## RAW RECORDS:
######

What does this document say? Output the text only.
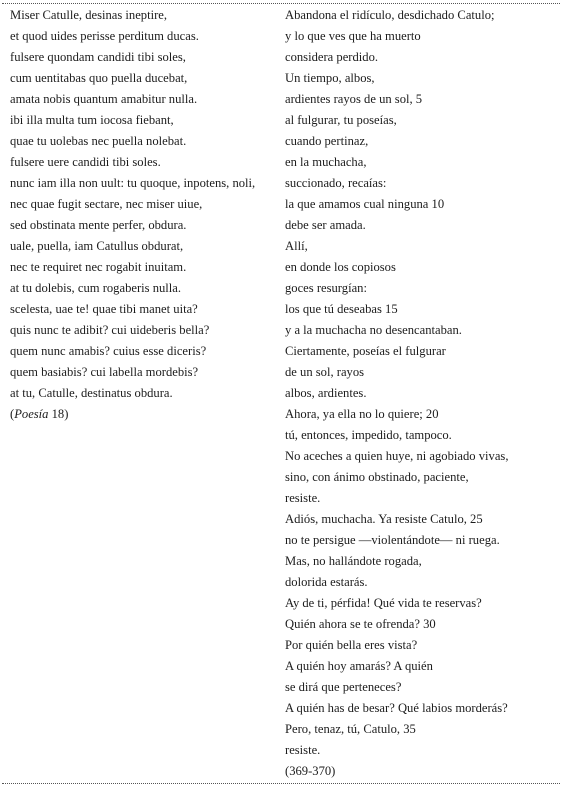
Miser Catulle, desinas ineptire,
et quod uides perisse perditum ducas.
fulsere quondam candidi tibi soles,
cum uentitabas quo puella ducebat,
amata nobis quantum amabitur nulla.
ibi illa multa tum iocosa fiebant,
quae tu uolebas nec puella nolebat.
fulsere uere candidi tibi soles.
nunc iam illa non uult: tu quoque, inpotens, noli,
nec quae fugit sectare, nec miser uiue,
sed obstinata mente perfer, obdura.
uale, puella, iam Catullus obdurat,
nec te requiret nec rogabit inuitam.
at tu dolebis, cum rogaberis nulla.
scelesta, uae te! quae tibi manet uita?
quis nunc te adibit? cui uideberis bella?
quem nunc amabis? cuius esse diceris?
quem basiabis? cui labella mordebis?
at tu, Catulle, destinatus obdura.
(Poesía 18)
Abandona el ridículo, desdichado Catulo;
y lo que ves que ha muerto
considera perdido.
Un tiempo, albos,
ardientes rayos de un sol, 5
al fulgurar, tu poseías,
cuando pertinaz,
en la muchacha,
succionado, recaías:
la que amamos cual ninguna 10
debe ser amada.
Allí,
en donde los copiosos
goces resurgían:
los que tú deseabas 15
y a la muchacha no desencantaban.
Ciertamente, poseías el fulgurar
de un sol, rayos
albos, ardientes.
Ahora, ya ella no lo quiere; 20
tú, entonces, impedido, tampoco.
No aceches a quien huye, ni agobiado vivas,
sino, con ánimo obstinado, paciente,
resiste.
Adiós, muchacha. Ya resiste Catulo, 25
no te persigue —violentándote— ni ruega.
Mas, no hallándote rogada,
dolorida estarás.
Ay de ti, pérfida! Qué vida te reservas?
Quién ahora se te ofrenda? 30
Por quién bella eres vista?
A quién hoy amarás? A quién
se dirá que perteneces?
A quién has de besar? Qué labios morderás?
Pero, tenaz, tú, Catulo, 35
resiste.
(369-370)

######

In the entries above, find each line with the string "rayos" and copy it.

ardientes rayos de un sol, 5
de un sol, rayos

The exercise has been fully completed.